■ **Excerpted passage**
__________

I know a lot of you do mastering or have paid for mastering...

  • Thread starter Thread starter foreverdown
  • Start date Start date
Thanks for the tips :) I also read all of the ones on your site and in that PDF. I'm glad you said stay in 24bit because I would have been recording in 16bit otherwise. since I'm not using it on a DVD but hey ya never know when I might want to put it on a DVD.. so yea. anywho.
 
Massive Master said:
These have probably been revisited a hundred times here, but...
  • Stay in 24-bit
  • HEADROOM is your friend. -6dBfs PEAKS are just fine - Tracking AND mixing. Leave the M.E. some room to work, and your mix some room to breathe.
  • Don't feel a rush to "use all the bits" just to make it loud.
  • Don't strap a limiter across the master buss. If certain tracks are causing nasty errant peaks, limit or compress those tracks if neccessary.
  • Change volume levels frequently during mixing. Try to keep an "anchor" at around 85dB or so, but go louder and quieter here and there. Stay on the lookout for things that "jump out" of the mix at these levels.

__________

■ **Written exercise a**
Please return the part of the forum post that opens with the words "I know a lot" and closes with "so yea. anywho.".
The listing that follows has no connection to the forum post.

■ **Task material**
__________

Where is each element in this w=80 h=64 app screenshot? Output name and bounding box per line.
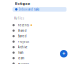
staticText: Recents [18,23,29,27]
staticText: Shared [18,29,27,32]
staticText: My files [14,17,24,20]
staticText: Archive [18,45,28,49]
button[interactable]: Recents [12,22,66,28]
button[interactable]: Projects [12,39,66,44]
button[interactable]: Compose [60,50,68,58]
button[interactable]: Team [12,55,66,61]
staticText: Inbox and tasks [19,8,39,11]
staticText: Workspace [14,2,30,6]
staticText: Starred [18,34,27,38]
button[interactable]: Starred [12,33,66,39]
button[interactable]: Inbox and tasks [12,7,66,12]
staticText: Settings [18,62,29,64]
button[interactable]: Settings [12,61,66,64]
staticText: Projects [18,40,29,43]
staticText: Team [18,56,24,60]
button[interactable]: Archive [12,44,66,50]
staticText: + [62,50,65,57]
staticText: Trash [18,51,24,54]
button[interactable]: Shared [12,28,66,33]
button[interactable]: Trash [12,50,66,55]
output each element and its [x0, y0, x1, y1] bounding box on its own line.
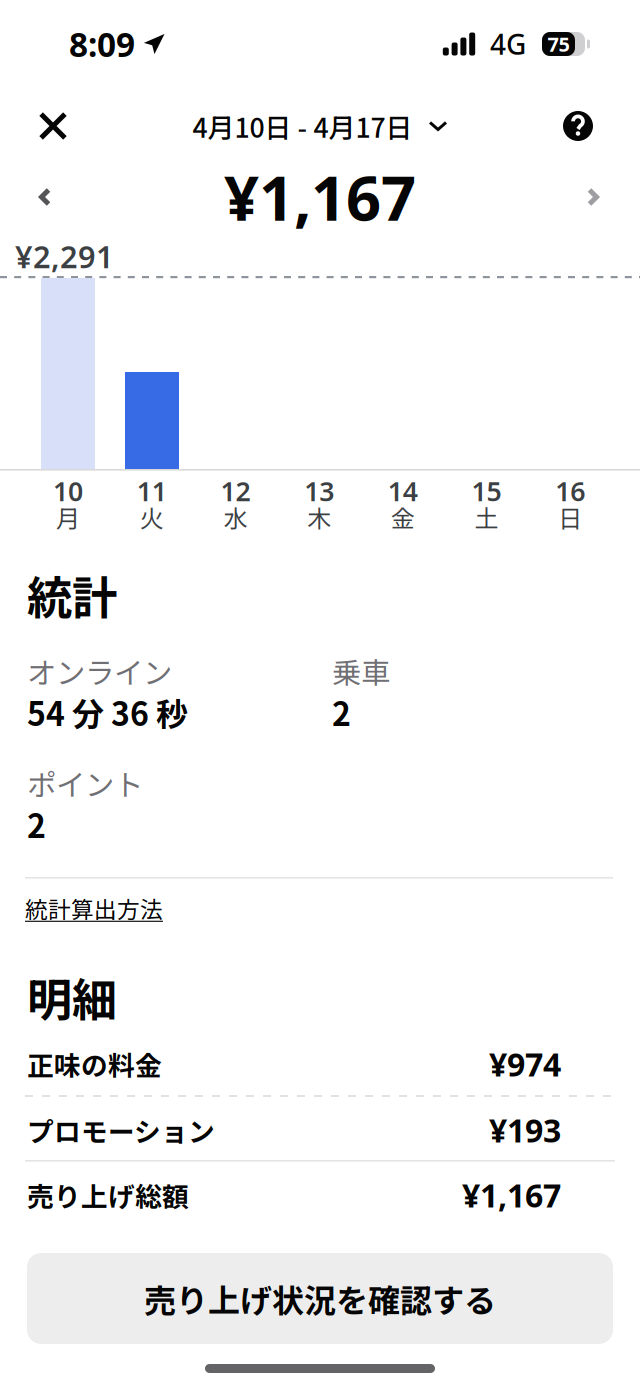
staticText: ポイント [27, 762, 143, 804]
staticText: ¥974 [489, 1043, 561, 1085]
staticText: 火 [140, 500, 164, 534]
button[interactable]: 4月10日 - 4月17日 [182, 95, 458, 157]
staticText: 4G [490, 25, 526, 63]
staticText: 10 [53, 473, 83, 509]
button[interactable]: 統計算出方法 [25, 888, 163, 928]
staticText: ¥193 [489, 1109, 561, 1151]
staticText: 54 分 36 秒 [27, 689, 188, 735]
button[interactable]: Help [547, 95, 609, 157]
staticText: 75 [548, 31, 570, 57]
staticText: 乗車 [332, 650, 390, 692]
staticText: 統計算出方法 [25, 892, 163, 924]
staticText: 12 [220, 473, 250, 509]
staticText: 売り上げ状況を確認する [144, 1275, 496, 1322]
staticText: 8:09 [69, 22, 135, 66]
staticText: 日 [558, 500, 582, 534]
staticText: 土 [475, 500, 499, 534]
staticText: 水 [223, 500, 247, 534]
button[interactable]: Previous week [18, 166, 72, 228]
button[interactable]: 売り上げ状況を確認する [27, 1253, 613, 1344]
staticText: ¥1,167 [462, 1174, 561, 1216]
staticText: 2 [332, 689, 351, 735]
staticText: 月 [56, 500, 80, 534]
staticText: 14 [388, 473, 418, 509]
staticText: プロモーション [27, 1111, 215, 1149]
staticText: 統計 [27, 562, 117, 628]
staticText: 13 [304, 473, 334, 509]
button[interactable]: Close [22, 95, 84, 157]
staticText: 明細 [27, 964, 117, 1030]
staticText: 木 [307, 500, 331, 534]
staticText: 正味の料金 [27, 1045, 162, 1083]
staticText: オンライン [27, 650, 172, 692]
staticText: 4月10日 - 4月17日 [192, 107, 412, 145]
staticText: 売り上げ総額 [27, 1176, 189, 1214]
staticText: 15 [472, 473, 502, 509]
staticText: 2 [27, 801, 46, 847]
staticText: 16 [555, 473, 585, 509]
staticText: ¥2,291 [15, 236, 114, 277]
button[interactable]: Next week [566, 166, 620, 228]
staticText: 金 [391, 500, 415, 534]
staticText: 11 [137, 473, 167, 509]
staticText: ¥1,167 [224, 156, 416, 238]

__________

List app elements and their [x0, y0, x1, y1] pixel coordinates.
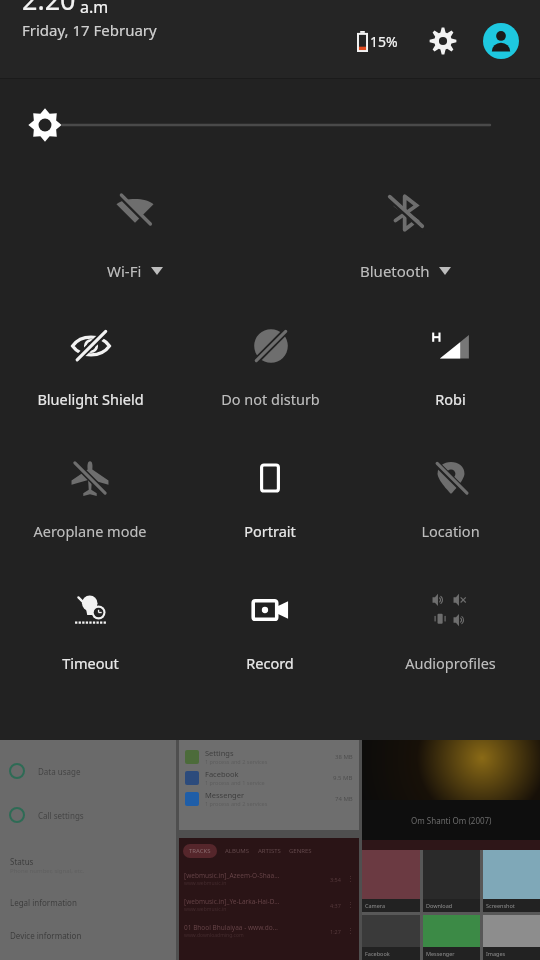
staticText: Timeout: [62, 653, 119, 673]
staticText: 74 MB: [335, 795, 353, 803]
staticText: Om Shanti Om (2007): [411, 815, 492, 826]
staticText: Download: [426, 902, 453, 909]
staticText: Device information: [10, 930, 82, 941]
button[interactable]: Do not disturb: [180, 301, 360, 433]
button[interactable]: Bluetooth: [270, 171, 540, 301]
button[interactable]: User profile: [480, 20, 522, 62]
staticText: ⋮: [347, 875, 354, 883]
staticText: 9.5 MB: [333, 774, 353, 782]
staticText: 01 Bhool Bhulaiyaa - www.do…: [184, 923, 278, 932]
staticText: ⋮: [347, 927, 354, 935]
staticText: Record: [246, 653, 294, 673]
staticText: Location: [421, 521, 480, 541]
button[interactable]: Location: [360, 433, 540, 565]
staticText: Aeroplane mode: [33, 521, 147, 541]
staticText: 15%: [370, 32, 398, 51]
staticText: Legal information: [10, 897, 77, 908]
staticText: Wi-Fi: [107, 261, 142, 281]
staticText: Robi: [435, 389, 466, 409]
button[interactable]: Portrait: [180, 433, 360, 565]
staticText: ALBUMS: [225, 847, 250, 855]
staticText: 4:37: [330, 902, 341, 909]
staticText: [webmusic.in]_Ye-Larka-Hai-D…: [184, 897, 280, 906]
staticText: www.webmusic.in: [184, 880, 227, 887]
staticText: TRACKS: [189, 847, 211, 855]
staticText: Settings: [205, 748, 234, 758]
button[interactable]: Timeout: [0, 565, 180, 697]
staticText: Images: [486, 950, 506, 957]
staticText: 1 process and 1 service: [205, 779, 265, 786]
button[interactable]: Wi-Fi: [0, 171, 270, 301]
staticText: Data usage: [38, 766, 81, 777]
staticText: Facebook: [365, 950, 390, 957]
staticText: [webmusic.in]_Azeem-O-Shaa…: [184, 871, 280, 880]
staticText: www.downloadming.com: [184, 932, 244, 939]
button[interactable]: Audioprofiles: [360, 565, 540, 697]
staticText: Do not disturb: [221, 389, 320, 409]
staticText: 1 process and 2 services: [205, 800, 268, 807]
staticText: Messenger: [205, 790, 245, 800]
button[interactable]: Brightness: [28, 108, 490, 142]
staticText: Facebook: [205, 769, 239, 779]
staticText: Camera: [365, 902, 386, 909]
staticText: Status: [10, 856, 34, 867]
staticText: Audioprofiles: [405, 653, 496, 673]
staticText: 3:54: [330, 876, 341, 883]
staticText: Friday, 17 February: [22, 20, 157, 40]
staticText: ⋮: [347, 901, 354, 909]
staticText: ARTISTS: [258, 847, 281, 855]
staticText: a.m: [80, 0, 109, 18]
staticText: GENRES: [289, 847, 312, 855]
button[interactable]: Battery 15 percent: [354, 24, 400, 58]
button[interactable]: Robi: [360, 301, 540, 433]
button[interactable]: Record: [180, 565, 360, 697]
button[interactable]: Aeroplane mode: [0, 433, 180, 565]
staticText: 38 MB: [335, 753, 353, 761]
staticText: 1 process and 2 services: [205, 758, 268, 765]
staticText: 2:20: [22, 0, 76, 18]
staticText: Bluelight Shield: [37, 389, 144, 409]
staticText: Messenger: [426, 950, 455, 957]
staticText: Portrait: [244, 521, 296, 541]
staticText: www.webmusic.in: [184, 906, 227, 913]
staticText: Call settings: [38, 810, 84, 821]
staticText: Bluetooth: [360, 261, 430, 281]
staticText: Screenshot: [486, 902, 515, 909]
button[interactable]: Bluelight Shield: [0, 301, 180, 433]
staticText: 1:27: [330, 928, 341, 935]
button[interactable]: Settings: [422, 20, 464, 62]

__________

■ **Written exercise b**
Retype the part of the listing that opens with the line containing "staticText: Recents [18,23,29,27]" and closes with the line containing "output each element", including both of those lines.

■ **Solution a**
I know a lot of you do mastering or have paid for mastering...

  • Thread starter Thread starter foreverdown
  • Start date Start date
Thanks for the tips :) I also read all of the ones on your site and in that PDF. I'm glad you said stay in 24bit because I would have been recording in 16bit otherwise. since I'm not using it on a DVD but hey ya never know when I might want to put it on a DVD.. so yea. anywho.

■ **Solution b**
staticText: Recents [18,23,29,27]
staticText: Shared [18,29,27,32]
staticText: My files [14,17,24,20]
staticText: Archive [18,45,28,49]
button[interactable]: Recents [12,22,66,28]
button[interactable]: Projects [12,39,66,44]
button[interactable]: Compose [60,50,68,58]
button[interactable]: Team [12,55,66,61]
staticText: Inbox and tasks [19,8,39,11]
staticText: Workspace [14,2,30,6]
staticText: Starred [18,34,27,38]
button[interactable]: Starred [12,33,66,39]
button[interactable]: Inbox and tasks [12,7,66,12]
staticText: Settings [18,62,29,64]
button[interactable]: Settings [12,61,66,64]
staticText: Projects [18,40,29,43]
staticText: Team [18,56,24,60]
button[interactable]: Archive [12,44,66,50]
staticText: + [62,50,65,57]
staticText: Trash [18,51,24,54]
button[interactable]: Shared [12,28,66,33]
button[interactable]: Trash [12,50,66,55]
output each element and its [x0, y0, x1, y1] bounding box on its own line.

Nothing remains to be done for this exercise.